Task details: Check each line below for the word "EVEN", and copy those that have it.
━━ Data to use ━━
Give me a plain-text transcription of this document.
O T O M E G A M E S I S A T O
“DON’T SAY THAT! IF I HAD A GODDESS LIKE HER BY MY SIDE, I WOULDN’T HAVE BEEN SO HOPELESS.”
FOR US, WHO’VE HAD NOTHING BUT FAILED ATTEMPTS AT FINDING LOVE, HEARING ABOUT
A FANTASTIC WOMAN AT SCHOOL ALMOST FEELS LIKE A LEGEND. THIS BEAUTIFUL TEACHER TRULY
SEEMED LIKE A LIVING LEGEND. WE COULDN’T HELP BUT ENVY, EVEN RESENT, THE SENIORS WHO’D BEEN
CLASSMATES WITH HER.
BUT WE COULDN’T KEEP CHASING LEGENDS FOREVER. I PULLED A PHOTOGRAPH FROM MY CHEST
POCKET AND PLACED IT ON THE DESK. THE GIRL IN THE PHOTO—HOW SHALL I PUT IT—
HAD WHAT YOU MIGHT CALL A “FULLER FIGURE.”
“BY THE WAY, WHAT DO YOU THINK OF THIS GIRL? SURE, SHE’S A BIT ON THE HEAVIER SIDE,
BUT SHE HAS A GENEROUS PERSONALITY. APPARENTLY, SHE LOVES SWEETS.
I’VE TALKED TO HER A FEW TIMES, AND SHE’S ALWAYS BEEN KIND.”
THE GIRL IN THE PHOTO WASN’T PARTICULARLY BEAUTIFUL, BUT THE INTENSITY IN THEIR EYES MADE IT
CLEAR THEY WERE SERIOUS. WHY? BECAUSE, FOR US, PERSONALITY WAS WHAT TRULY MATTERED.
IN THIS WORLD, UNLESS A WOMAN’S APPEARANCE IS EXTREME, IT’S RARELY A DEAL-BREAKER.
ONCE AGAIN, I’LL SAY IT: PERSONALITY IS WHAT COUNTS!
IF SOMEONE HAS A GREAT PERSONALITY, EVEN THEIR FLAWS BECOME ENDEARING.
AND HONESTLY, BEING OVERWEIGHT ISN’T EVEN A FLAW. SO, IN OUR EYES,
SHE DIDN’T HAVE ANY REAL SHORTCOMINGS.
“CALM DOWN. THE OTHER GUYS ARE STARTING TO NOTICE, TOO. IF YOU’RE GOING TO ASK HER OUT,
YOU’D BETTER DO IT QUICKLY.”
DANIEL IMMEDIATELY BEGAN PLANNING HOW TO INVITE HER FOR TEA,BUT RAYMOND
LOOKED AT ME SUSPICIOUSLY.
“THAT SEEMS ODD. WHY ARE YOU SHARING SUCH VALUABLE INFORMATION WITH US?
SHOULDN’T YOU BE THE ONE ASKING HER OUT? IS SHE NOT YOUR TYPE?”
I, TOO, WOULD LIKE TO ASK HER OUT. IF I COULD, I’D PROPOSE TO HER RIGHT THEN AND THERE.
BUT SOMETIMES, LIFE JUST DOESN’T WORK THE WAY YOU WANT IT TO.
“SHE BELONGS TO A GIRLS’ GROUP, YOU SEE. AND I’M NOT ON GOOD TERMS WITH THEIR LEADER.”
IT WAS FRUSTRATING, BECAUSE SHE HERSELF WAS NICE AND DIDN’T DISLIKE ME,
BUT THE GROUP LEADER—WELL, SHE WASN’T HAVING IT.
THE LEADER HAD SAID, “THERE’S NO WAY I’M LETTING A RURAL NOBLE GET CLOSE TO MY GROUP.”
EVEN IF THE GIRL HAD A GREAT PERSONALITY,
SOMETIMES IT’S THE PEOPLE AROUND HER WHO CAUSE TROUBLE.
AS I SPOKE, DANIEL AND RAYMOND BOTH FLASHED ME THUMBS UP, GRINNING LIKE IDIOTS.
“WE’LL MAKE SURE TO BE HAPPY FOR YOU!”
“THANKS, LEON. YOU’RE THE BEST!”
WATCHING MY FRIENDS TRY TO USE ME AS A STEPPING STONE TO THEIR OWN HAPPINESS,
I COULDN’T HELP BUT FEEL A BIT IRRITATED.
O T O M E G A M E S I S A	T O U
━━━
Exercise output:
SEEMED LIKE A LIVING LEGEND. WE COULDN’T HELP BUT ENVY, EVEN RESENT, THE SENIORS WHO’D BEEN
IF SOMEONE HAS A GREAT PERSONALITY, EVEN THEIR FLAWS BECOME ENDEARING.
AND HONESTLY, BEING OVERWEIGHT ISN’T EVEN A FLAW. SO, IN OUR EYES,
EVEN IF THE GIRL HAD A GREAT PERSONALITY,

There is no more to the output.